23 Sep 04. MICHAEL EVANS, DEFENCE EDITOR OF THE Times reported that thousands of Gulf War veterans suffering from a range of unexplained illnesses are to be offered a new test to check for any evidence of high quantities of depleted uranium in their bodies.
Four clinics are to provide the test, which has been developed over the past three years, in an attempt to answer one of the remaining mysteries from the 1991 conflict.
The possibility that radioactive dust from American and British shells with depleted uranium warheads that were fired against Iraqi forces in the 1991 war may have poisoned coalition troops has been one of many theories put forward by sick veterans.
However, previous tests and investigations had failed to provide any results which conclusively demonstrated a direct link between the illnesses and the radioactive residue from shells.
Part of the problem was that the existing testing systems were regarded as unreliable. In an attempt to meet the veterans’ complaints, the Ministry of Defence set up an independent committee of scientists, the depleted uranium oversight board, in 2001 to develop a screening process. The new test, which will be made available to 500 veterans a year, will be offered from today to military and civilian personnel who served in the Gulf area between August 1, 1990, and July 31, 1991, and also in Kosovo on or after August 5, 1994.

■ INFORMATION SHOWN:
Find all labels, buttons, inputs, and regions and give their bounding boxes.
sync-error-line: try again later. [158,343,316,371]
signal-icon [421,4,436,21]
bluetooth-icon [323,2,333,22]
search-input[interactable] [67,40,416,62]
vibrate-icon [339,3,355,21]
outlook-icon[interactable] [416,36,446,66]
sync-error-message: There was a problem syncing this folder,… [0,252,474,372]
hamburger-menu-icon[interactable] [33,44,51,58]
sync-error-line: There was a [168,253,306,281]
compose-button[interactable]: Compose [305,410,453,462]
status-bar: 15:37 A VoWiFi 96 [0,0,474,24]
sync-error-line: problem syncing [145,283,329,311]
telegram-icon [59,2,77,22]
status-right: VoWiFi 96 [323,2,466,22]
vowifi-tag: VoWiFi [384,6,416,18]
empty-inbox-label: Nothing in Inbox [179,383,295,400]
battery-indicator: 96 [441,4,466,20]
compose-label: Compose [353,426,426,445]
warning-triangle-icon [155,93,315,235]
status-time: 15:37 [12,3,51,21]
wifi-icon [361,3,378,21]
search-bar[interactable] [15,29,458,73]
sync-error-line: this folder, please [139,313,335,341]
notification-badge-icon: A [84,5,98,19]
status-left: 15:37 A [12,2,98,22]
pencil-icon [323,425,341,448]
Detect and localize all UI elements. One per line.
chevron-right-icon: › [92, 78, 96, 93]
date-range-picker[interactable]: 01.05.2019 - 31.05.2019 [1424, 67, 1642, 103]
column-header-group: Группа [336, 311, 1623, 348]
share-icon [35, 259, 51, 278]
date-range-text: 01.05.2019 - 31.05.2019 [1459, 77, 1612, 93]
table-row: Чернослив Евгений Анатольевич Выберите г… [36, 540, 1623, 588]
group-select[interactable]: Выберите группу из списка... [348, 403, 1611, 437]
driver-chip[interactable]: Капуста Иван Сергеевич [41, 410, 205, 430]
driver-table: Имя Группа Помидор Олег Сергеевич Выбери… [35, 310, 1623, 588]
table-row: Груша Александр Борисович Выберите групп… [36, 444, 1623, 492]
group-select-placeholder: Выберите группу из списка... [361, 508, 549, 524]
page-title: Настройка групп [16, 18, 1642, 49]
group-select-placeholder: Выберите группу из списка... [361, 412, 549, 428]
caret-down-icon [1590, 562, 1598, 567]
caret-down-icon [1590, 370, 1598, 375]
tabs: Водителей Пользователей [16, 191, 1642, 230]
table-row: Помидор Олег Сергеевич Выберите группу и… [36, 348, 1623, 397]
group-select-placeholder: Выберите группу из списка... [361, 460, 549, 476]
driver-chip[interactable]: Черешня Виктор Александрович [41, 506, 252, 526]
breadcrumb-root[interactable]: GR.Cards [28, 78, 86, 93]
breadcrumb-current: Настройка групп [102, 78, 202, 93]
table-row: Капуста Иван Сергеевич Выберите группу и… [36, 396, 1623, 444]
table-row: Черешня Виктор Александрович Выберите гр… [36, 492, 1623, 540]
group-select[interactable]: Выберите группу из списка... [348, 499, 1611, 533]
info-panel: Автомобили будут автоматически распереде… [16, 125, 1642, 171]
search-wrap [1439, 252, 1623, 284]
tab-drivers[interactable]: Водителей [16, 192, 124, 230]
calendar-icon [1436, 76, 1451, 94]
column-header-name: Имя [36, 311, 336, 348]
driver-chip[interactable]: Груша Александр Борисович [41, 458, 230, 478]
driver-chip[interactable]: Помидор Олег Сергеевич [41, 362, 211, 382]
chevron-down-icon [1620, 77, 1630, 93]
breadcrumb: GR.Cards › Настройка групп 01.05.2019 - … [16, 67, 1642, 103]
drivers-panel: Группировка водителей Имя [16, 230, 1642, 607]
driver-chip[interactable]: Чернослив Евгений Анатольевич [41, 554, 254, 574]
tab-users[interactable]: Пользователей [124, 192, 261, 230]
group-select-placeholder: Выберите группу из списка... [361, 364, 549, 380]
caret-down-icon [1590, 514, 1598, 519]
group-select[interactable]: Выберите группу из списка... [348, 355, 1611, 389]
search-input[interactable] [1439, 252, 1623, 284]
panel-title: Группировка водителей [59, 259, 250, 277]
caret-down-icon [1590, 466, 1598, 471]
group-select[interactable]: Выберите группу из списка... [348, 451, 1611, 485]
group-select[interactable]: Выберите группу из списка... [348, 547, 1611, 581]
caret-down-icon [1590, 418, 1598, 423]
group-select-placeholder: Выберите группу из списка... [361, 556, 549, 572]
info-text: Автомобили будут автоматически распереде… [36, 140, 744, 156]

■ THE TASK:
According to the article on the depleted uranium test, how many veterans a year will be able to take the new test? None of the tasks involve the rows.

■ TASK RESULT:
500 veterans a year.